> **Set task**
Print, unchanged, the part of the records that begins with the line containing "play-icon xyxy=(628,416,643,433)" and runs through the end of the records, including both ends.

> **Input**
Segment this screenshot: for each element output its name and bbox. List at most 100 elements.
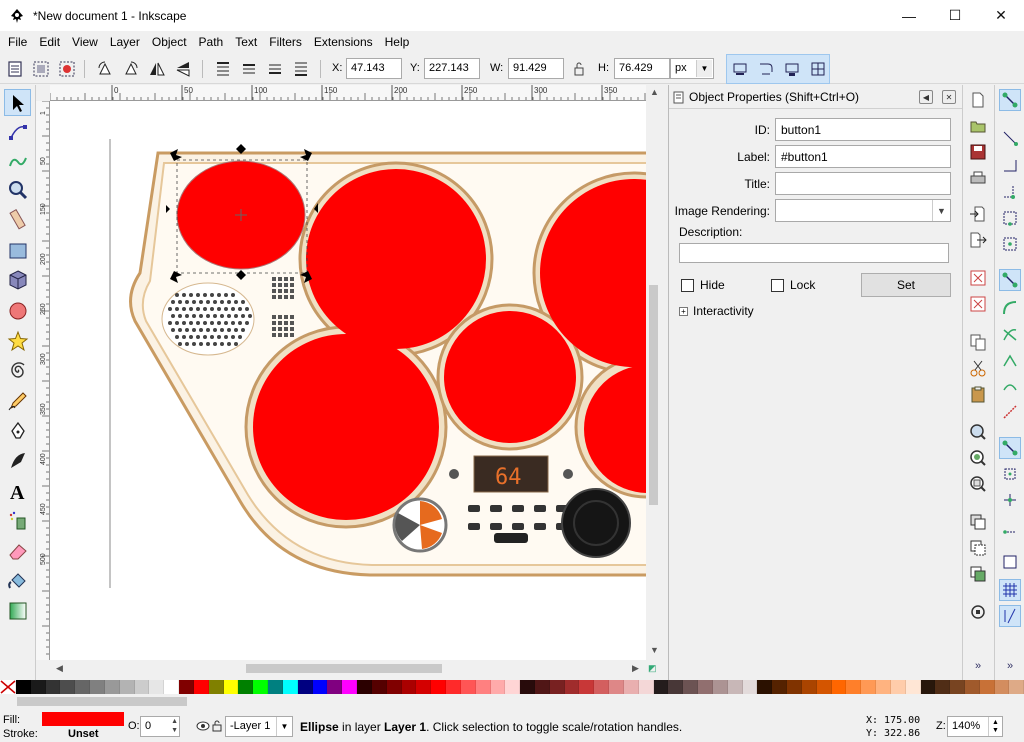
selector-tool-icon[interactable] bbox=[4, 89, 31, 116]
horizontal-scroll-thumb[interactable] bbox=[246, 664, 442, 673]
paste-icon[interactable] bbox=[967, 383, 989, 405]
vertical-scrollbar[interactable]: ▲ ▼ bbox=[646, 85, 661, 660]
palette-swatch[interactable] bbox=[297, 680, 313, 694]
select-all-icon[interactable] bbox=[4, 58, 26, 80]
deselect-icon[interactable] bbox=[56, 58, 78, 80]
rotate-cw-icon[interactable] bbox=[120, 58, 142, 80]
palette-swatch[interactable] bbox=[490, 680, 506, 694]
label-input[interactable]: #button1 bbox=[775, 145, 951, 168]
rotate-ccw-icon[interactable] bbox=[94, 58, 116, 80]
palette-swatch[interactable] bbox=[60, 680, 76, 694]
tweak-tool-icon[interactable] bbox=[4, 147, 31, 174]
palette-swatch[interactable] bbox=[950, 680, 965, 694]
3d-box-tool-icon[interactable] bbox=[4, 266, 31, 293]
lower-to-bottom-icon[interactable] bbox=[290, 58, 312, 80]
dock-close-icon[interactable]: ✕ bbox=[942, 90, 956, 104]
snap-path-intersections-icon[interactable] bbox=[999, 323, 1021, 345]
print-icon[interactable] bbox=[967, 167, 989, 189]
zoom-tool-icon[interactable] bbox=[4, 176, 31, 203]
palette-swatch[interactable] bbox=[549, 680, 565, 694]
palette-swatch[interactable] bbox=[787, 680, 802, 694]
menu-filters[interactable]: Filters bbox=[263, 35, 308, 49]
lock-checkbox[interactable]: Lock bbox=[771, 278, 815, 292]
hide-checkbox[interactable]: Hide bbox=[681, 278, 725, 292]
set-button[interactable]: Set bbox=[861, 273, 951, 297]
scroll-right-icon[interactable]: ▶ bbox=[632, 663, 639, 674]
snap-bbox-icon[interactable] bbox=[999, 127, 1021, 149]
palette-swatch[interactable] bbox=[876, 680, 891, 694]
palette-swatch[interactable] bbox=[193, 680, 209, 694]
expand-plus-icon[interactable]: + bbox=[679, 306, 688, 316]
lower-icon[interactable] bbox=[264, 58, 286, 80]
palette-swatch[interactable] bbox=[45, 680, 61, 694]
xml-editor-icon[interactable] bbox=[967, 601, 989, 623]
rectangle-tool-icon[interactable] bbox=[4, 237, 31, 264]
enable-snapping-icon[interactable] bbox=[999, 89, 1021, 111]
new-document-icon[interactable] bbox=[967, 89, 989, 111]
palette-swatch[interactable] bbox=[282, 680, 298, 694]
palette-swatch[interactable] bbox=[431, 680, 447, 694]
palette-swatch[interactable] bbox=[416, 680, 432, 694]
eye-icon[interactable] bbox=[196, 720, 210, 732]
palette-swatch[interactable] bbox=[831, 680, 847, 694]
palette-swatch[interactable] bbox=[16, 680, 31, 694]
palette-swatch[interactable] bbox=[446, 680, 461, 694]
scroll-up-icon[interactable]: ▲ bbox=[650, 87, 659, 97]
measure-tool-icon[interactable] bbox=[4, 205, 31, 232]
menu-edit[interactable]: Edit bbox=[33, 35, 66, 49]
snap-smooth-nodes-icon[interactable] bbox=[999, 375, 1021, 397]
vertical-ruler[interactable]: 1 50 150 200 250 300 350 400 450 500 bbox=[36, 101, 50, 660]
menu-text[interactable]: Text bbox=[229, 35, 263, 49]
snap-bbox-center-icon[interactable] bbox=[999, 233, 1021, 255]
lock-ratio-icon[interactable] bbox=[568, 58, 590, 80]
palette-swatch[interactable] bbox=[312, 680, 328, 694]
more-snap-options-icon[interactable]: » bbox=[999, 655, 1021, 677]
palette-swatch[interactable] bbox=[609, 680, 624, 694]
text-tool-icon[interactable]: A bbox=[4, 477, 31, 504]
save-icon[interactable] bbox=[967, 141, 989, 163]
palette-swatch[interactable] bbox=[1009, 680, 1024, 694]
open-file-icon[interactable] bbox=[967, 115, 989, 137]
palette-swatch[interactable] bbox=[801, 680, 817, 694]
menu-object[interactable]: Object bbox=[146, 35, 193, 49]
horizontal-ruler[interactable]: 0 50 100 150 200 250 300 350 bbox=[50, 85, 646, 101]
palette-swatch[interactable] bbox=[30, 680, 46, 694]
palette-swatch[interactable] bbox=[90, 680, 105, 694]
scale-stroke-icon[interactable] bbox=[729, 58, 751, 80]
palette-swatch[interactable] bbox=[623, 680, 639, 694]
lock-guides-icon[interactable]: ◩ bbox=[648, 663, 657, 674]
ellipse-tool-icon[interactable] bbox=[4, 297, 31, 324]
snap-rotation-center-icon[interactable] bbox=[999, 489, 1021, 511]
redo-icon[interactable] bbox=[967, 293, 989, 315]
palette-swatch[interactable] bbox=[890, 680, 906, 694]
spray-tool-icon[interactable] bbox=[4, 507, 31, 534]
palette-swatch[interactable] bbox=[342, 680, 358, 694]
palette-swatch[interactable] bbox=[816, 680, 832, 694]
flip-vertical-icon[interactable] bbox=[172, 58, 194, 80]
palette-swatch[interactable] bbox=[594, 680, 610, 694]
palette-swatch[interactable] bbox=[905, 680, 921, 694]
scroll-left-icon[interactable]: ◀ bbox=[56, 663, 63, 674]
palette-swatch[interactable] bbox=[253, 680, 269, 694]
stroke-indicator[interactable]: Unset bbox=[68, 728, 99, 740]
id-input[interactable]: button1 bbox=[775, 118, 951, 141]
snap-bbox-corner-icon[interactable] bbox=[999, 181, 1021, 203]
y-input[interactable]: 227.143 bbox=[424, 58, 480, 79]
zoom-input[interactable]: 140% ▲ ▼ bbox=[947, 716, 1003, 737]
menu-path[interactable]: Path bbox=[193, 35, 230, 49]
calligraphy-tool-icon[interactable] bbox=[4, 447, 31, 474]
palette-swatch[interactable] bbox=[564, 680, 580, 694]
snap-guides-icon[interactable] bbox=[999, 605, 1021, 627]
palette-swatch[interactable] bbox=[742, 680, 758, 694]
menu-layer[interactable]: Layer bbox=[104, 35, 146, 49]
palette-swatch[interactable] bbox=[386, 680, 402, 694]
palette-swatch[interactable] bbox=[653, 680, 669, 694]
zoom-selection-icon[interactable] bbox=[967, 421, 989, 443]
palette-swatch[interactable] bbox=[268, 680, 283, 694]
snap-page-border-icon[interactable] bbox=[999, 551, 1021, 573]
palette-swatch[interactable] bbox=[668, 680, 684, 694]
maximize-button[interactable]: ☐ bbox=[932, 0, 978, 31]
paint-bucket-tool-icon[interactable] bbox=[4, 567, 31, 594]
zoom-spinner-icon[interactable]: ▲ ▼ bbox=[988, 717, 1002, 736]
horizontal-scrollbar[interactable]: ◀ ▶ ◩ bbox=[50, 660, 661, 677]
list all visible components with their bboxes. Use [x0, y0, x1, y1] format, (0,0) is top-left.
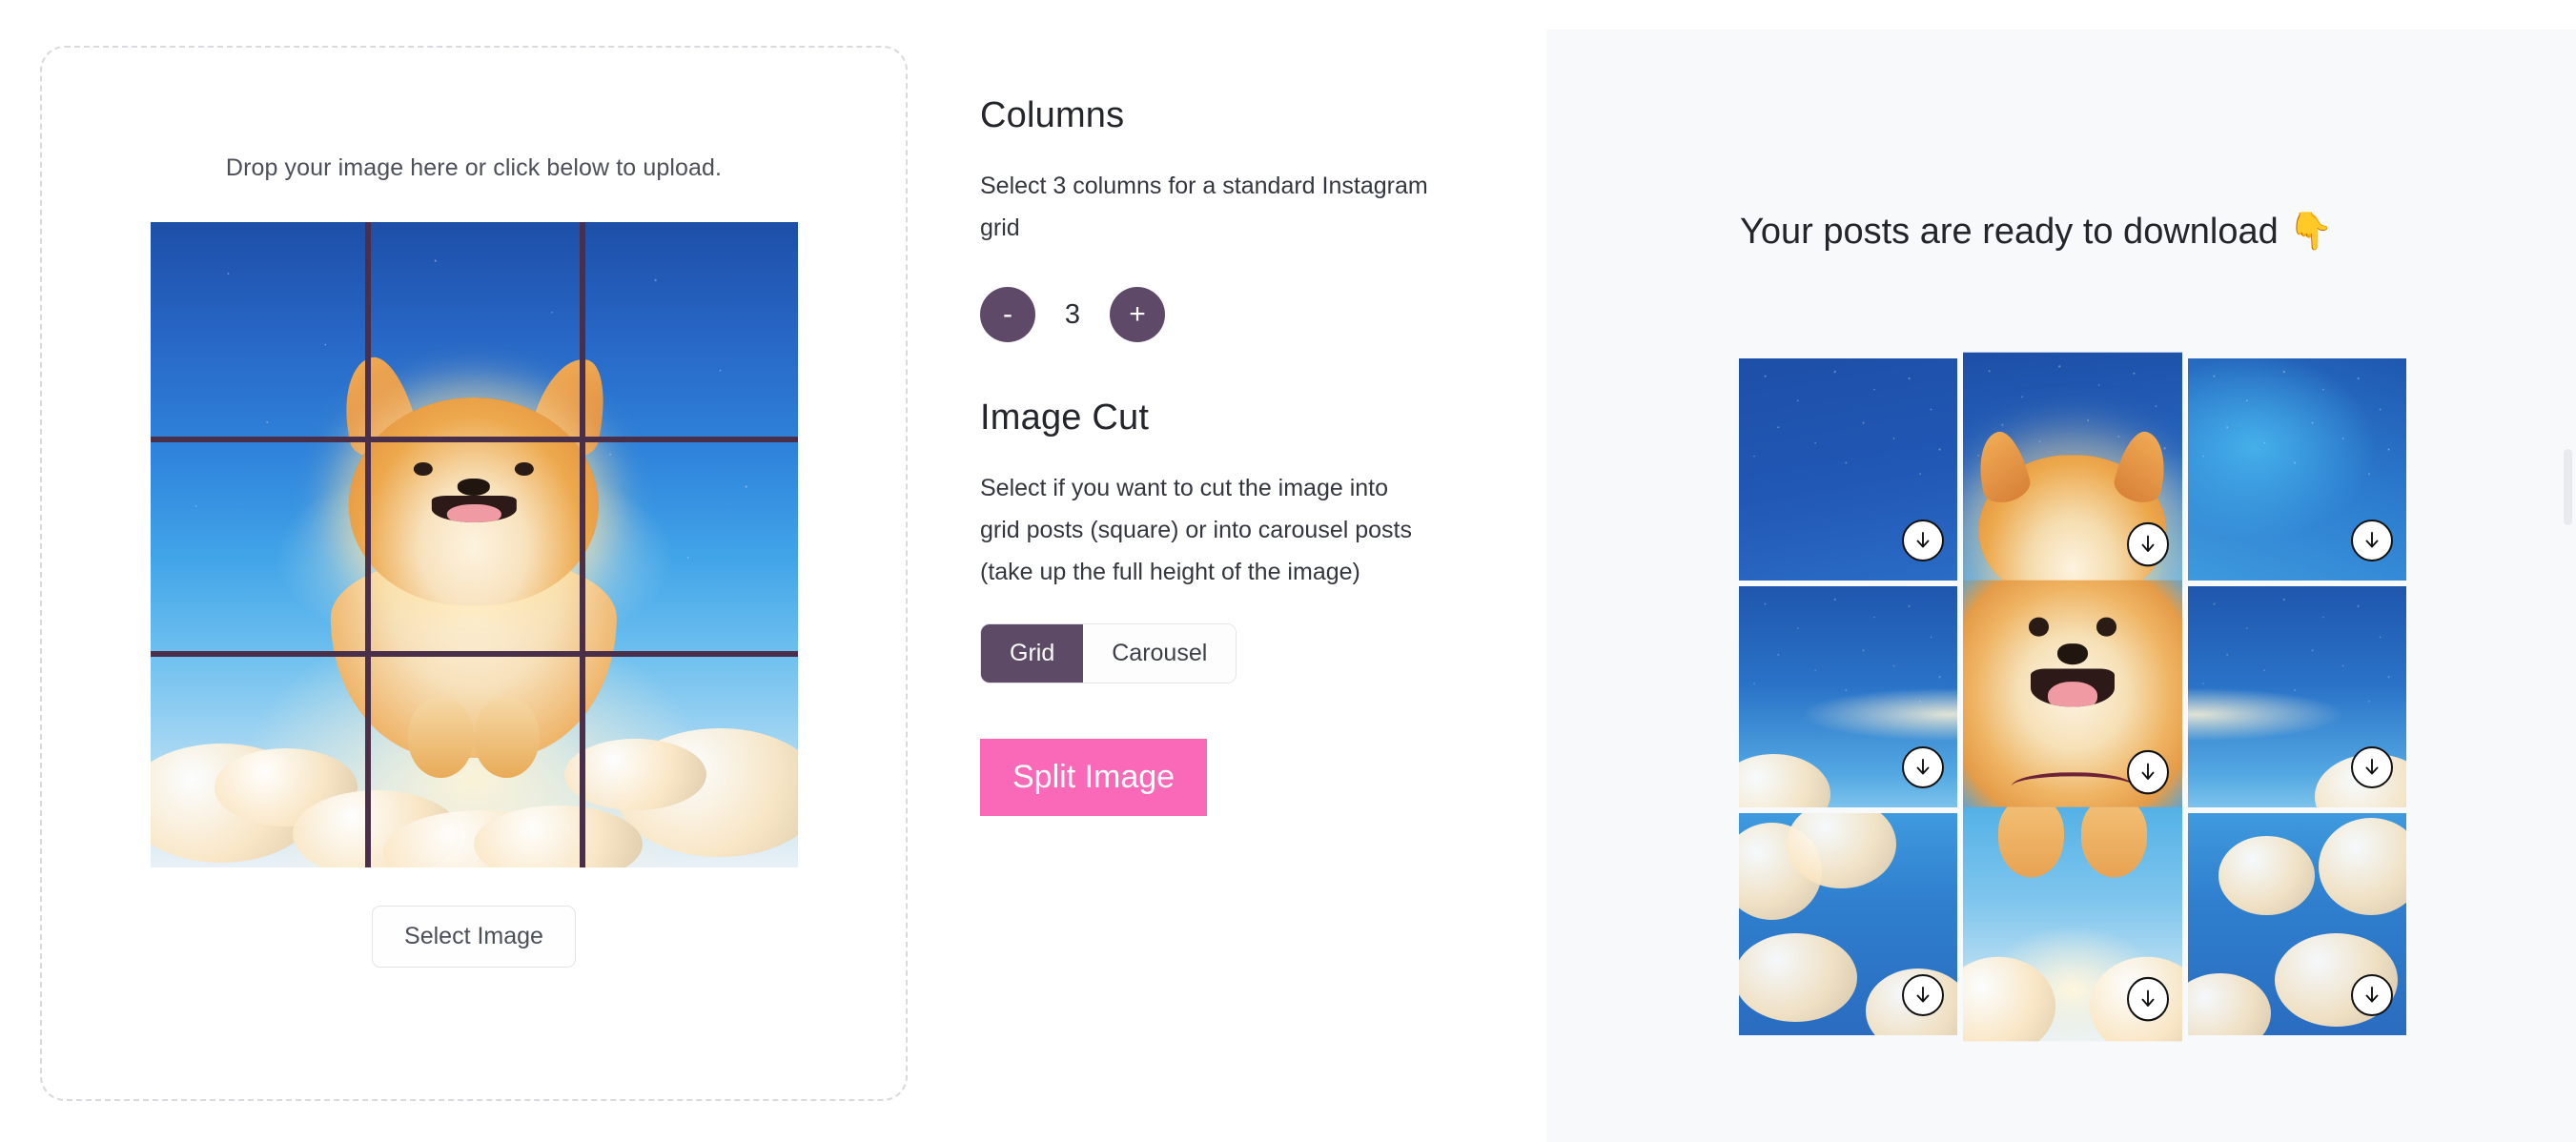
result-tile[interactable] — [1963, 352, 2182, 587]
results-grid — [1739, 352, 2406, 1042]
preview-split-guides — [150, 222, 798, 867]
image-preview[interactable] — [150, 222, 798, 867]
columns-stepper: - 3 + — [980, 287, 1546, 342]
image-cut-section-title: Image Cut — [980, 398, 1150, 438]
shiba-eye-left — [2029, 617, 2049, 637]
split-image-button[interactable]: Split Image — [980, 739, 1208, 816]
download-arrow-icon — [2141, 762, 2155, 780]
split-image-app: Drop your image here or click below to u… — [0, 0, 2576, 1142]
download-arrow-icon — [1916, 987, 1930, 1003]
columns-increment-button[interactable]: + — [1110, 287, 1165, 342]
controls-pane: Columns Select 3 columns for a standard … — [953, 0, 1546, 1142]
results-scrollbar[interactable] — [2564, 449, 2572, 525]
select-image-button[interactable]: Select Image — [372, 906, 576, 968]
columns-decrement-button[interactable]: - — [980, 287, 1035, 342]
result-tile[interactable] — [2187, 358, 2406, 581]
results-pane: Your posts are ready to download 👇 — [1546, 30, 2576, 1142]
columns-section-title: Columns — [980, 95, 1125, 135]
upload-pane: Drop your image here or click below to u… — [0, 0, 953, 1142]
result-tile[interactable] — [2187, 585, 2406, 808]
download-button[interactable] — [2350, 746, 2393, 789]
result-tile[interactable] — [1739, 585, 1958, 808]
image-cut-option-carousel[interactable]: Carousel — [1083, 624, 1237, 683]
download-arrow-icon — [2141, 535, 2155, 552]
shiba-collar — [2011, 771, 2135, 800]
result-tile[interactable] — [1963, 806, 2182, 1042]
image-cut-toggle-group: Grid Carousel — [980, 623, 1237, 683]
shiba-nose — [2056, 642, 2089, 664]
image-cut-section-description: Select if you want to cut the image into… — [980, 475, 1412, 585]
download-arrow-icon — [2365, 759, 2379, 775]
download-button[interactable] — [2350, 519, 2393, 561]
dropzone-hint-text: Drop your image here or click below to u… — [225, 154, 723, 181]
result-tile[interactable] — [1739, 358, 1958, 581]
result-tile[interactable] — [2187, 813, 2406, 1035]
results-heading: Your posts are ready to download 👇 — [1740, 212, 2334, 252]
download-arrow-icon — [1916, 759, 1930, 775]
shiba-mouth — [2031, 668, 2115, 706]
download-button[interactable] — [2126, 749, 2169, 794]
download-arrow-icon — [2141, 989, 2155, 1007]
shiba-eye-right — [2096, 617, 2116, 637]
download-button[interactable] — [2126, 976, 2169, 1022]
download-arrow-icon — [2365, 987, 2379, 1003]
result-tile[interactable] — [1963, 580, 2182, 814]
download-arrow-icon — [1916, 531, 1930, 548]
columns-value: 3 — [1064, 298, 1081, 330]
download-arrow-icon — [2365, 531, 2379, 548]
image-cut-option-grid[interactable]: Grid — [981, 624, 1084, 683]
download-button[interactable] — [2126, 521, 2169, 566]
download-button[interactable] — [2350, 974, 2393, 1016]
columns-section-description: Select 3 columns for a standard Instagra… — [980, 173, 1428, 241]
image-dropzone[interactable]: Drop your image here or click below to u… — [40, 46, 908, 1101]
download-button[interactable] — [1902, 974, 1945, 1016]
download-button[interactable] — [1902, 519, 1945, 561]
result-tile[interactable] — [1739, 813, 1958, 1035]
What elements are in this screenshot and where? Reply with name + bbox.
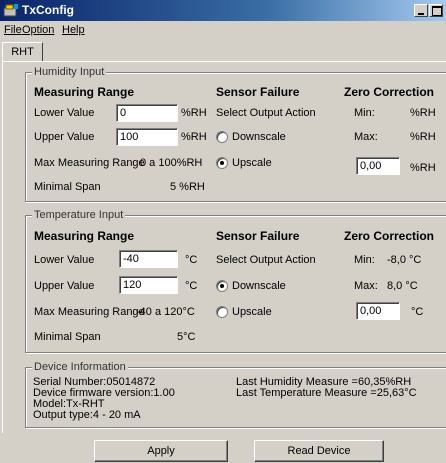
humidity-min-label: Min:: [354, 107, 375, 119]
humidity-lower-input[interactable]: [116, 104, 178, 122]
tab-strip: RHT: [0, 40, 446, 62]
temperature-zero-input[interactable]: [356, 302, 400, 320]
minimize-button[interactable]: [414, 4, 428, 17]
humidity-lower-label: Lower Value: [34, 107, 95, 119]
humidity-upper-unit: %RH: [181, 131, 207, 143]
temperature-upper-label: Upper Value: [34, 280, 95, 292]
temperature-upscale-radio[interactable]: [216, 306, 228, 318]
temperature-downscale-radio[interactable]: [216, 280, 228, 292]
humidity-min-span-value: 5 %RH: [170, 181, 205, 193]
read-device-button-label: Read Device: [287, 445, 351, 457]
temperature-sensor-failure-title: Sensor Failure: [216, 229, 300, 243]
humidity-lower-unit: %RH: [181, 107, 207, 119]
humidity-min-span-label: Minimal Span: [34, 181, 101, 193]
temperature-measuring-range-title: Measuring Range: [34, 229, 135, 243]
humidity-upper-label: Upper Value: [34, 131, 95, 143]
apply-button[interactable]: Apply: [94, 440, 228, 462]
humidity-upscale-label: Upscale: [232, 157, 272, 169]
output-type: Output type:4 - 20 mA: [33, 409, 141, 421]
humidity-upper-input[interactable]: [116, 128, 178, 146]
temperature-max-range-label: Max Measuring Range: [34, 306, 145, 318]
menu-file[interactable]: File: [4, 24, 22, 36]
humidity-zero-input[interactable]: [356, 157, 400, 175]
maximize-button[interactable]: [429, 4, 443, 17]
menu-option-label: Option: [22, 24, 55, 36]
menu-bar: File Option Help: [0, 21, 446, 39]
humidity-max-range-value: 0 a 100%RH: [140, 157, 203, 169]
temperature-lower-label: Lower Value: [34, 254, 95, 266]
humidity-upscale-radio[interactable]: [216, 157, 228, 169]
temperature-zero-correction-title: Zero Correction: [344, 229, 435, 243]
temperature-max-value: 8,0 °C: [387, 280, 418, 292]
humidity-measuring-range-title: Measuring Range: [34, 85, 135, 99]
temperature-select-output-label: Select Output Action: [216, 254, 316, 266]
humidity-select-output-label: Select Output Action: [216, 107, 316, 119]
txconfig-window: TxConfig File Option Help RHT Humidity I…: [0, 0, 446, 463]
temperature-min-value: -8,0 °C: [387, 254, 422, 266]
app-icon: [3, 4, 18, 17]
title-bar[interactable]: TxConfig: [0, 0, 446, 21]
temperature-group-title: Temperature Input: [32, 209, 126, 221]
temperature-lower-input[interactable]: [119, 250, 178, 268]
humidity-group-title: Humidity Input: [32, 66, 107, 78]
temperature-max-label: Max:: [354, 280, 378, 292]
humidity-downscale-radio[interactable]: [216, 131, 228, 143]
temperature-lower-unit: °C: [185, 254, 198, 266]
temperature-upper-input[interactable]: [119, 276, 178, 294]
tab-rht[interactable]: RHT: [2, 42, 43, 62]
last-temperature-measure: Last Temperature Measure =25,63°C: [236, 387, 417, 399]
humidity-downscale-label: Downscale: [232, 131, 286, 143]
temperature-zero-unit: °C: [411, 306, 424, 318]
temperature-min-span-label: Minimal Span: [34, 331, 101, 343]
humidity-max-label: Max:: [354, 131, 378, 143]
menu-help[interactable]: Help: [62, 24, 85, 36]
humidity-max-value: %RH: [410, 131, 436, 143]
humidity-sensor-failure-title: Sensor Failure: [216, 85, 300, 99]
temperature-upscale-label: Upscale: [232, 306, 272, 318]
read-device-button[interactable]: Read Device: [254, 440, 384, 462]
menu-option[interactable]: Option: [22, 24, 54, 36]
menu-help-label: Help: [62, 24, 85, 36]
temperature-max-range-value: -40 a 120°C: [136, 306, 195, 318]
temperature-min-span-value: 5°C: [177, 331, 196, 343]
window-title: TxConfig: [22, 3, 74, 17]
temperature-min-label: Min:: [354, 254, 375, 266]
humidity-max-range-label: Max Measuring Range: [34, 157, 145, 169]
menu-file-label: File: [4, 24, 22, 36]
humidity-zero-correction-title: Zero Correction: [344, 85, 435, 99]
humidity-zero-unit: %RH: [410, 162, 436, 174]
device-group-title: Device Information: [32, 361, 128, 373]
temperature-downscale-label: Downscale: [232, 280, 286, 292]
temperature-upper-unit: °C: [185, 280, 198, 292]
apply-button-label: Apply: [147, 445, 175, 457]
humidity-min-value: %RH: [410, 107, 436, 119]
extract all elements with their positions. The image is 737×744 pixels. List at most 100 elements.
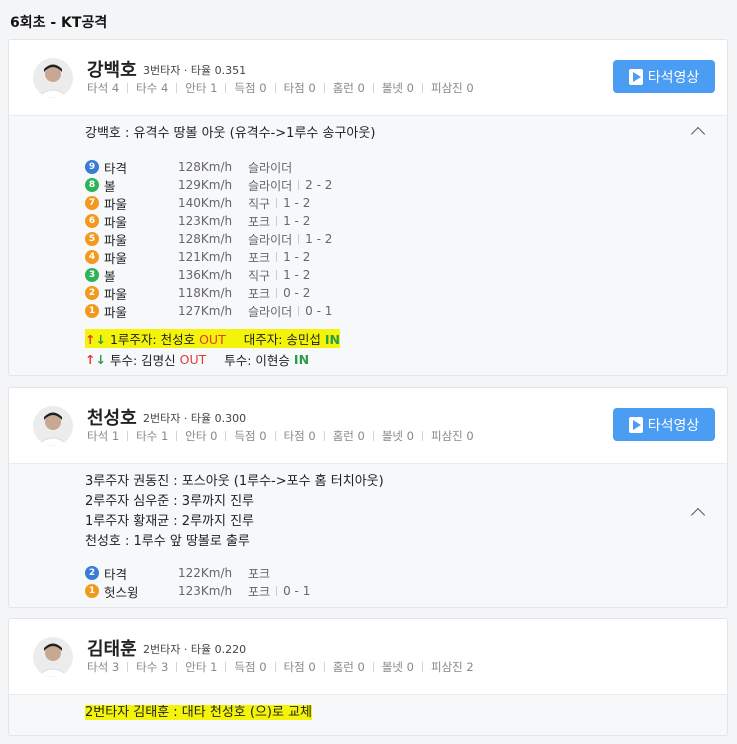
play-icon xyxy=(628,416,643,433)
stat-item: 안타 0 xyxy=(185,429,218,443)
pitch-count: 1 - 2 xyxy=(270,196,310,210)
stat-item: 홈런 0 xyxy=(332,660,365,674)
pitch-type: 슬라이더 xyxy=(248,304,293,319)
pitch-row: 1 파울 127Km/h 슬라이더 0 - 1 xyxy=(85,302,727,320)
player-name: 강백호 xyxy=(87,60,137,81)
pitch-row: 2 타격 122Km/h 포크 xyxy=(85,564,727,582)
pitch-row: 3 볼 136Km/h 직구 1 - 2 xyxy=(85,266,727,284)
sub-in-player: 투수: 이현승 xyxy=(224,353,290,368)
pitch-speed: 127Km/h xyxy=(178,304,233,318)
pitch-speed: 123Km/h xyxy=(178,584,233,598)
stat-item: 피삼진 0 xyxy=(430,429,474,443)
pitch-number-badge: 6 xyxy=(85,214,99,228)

> **Response to the exercise**
play-icon xyxy=(628,416,643,433)
stat-item: 안타 0 xyxy=(185,429,218,443)
pitch-count: 1 - 2 xyxy=(270,196,310,210)
stat-item: 홈런 0 xyxy=(332,660,365,674)
pitch-type: 슬라이더 xyxy=(248,304,293,319)
pitch-row: 1 파울 127Km/h 슬라이더 0 - 1 xyxy=(85,302,727,320)
player-name: 강백호 xyxy=(87,60,137,81)
pitch-row: 2 타격 122Km/h 포크 xyxy=(85,564,727,582)
pitch-row: 3 볼 136Km/h 직구 1 - 2 xyxy=(85,266,727,284)
sub-in-player: 투수: 이현승 xyxy=(224,353,290,368)
pitch-speed: 127Km/h xyxy=(178,304,233,318)
pitch-speed: 123Km/h xyxy=(178,584,233,598)
stat-item: 피삼진 0 xyxy=(430,429,474,443)
pitch-number-badge: 6 xyxy=(85,214,99,228)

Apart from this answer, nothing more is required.